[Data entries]

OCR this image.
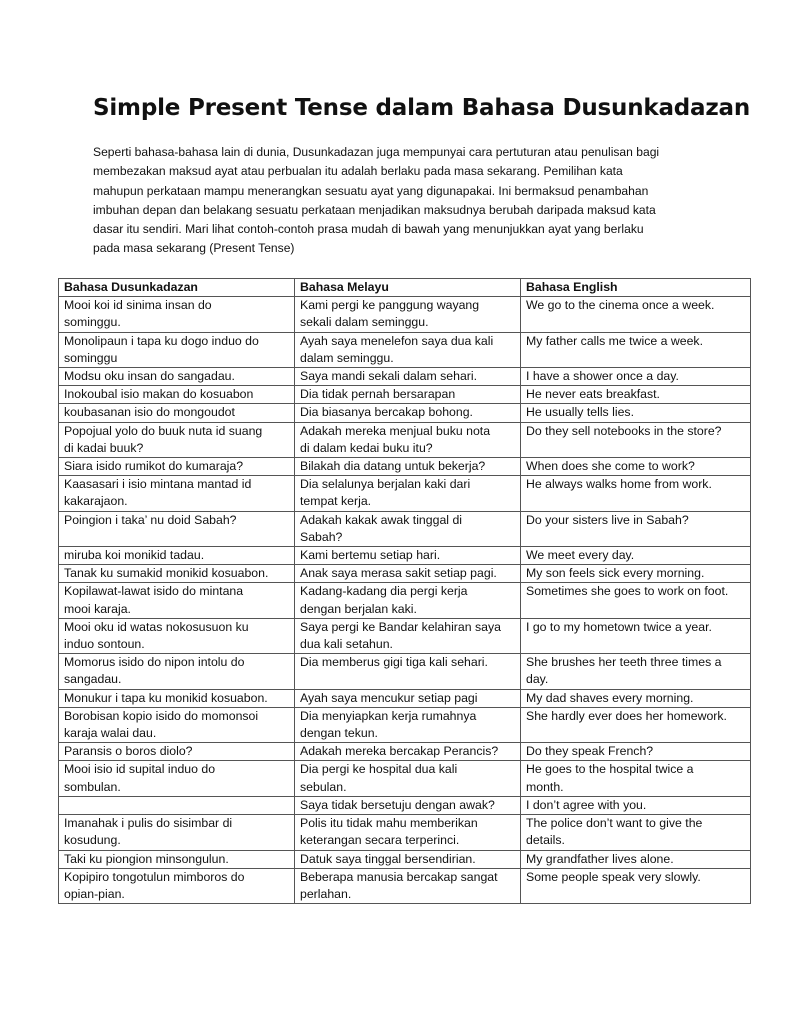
Simple Present Tense dalam Bahasa Dusunkadazan

Seperti bahasa-bahasa lain di dunia, Dusunkadazan juga mempunyai cara pertuturan atau penulisan bagi
membezakan maksud ayat atau perbualan itu adalah berlaku pada masa sekarang. Pemilihan kata
mahupun perkataan mampu menerangkan sesuatu ayat yang digunapakai. Ini bermaksud penambahan
imbuhan depan dan belakang sesuatu perkataan menjadikan maksudnya berubah daripada maksud kata
dasar itu sendiri. Mari lihat contoh-contoh prasa mudah di bawah yang menunjukkan ayat yang berlaku
pada masa sekarang (Present Tense)

Bahasa Dusunkadazan	Bahasa Melayu	Bahasa English

Mooi koi id sinima insan do
sominggu.	Kami pergi ke panggung wayang
sekali dalam seminggu.	We go to the cinema once a week.

Monolipaun i tapa ku dogo induo do
sominggu	Ayah saya menelefon saya dua kali
dalam seminggu.	My father calls me twice a week.

Modsu oku insan do sangadau.	Saya mandi sekali dalam sehari.	I have a shower once a day.

Inokoubal isio makan do kosuabon	Dia tidak pernah bersarapan	He never eats breakfast.

koubasanan isio do mongoudot	Dia biasanya bercakap bohong.	He usually tells lies.

Popojual yolo do buuk nuta id suang
di kadai buuk?	Adakah mereka menjual buku nota
di dalam kedai buku itu?	Do they sell notebooks in the store?

Siara isido rumikot do kumaraja?	Bilakah dia datang untuk bekerja?	When does she come to work?

Kaasasari i isio mintana mantad id
kakarajaon.	Dia selalunya berjalan kaki dari
tempat kerja.	He always walks home from work.

Poingion i taka’ nu doid Sabah?	Adakah kakak awak tinggal di
Sabah?	Do your sisters live in Sabah?

miruba koi monikid tadau.	Kami bertemu setiap hari.	We meet every day.

Tanak ku sumakid monikid kosuabon.	Anak saya merasa sakit setiap pagi.	My son feels sick every morning.

Kopilawat-lawat isido do mintana
mooi karaja.	Kadang-kadang dia pergi kerja
dengan berjalan kaki.	Sometimes she goes to work on foot.

Mooi oku id watas nokosusuon ku
induo sontoun.	Saya pergi ke Bandar kelahiran saya
dua kali setahun.	I go to my hometown twice a year.

Momorus isido do nipon intolu do
sangadau.	Dia memberus gigi tiga kali sehari.	She brushes her teeth three times a
day.

Monukur i tapa ku monikid kosuabon.	Ayah saya mencukur setiap pagi	My dad shaves every morning.

Borobisan kopio isido do momonsoi
karaja walai dau.	Dia menyiapkan kerja rumahnya
dengan tekun.	She hardly ever does her homework.

Paransis o boros diolo?	Adakah mereka bercakap Perancis?	Do they speak French?

Mooi isio id supital induo do
sombulan.	Dia pergi ke hospital dua kali
sebulan.	He goes to the hospital twice a
month.

	Saya tidak bersetuju dengan awak?	I don’t agree with you.

Imanahak i pulis do sisimbar di
kosudung.	Polis itu tidak mahu memberikan
keterangan secara terperinci.	The police don’t want to give the
details.

Taki ku piongion minsongulun.	Datuk saya tinggal bersendirian.	My grandfather lives alone.

Kopipiro tongotulun mimboros do
opian-pian.	Beberapa manusia bercakap sangat
perlahan.	Some people speak very slowly.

Exercise requirements: Make a word-for-word copy of the entries, without any pictures.

Exercise output:
OCR this image.
Simple Present Tense dalam Bahasa Dusunkadazan

Seperti bahasa-bahasa lain di dunia, Dusunkadazan juga mempunyai cara pertuturan atau penulisan bagi
membezakan maksud ayat atau perbualan itu adalah berlaku pada masa sekarang. Pemilihan kata
mahupun perkataan mampu menerangkan sesuatu ayat yang digunapakai. Ini bermaksud penambahan
imbuhan depan dan belakang sesuatu perkataan menjadikan maksudnya berubah daripada maksud kata
dasar itu sendiri. Mari lihat contoh-contoh prasa mudah di bawah yang menunjukkan ayat yang berlaku
pada masa sekarang (Present Tense)

Bahasa Dusunkadazan	Bahasa Melayu	Bahasa English

Mooi koi id sinima insan do
sominggu.	Kami pergi ke panggung wayang
sekali dalam seminggu.	We go to the cinema once a week.

Monolipaun i tapa ku dogo induo do
sominggu	Ayah saya menelefon saya dua kali
dalam seminggu.	My father calls me twice a week.

Modsu oku insan do sangadau.	Saya mandi sekali dalam sehari.	I have a shower once a day.

Inokoubal isio makan do kosuabon	Dia tidak pernah bersarapan	He never eats breakfast.

koubasanan isio do mongoudot	Dia biasanya bercakap bohong.	He usually tells lies.

Popojual yolo do buuk nuta id suang
di kadai buuk?	Adakah mereka menjual buku nota
di dalam kedai buku itu?	Do they sell notebooks in the store?

Siara isido rumikot do kumaraja?	Bilakah dia datang untuk bekerja?	When does she come to work?

Kaasasari i isio mintana mantad id
kakarajaon.	Dia selalunya berjalan kaki dari
tempat kerja.	He always walks home from work.

Poingion i taka’ nu doid Sabah?	Adakah kakak awak tinggal di
Sabah?	Do your sisters live in Sabah?

miruba koi monikid tadau.	Kami bertemu setiap hari.	We meet every day.

Tanak ku sumakid monikid kosuabon.	Anak saya merasa sakit setiap pagi.	My son feels sick every morning.

Kopilawat-lawat isido do mintana
mooi karaja.	Kadang-kadang dia pergi kerja
dengan berjalan kaki.	Sometimes she goes to work on foot.

Mooi oku id watas nokosusuon ku
induo sontoun.	Saya pergi ke Bandar kelahiran saya
dua kali setahun.	I go to my hometown twice a year.

Momorus isido do nipon intolu do
sangadau.	Dia memberus gigi tiga kali sehari.	She brushes her teeth three times a
day.

Monukur i tapa ku monikid kosuabon.	Ayah saya mencukur setiap pagi	My dad shaves every morning.

Borobisan kopio isido do momonsoi
karaja walai dau.	Dia menyiapkan kerja rumahnya
dengan tekun.	She hardly ever does her homework.

Paransis o boros diolo?	Adakah mereka bercakap Perancis?	Do they speak French?

Mooi isio id supital induo do
sombulan.	Dia pergi ke hospital dua kali
sebulan.	He goes to the hospital twice a
month.

	Saya tidak bersetuju dengan awak?	I don’t agree with you.

Imanahak i pulis do sisimbar di
kosudung.	Polis itu tidak mahu memberikan
keterangan secara terperinci.	The police don’t want to give the
details.

Taki ku piongion minsongulun.	Datuk saya tinggal bersendirian.	My grandfather lives alone.

Kopipiro tongotulun mimboros do
opian-pian.	Beberapa manusia bercakap sangat
perlahan.	Some people speak very slowly.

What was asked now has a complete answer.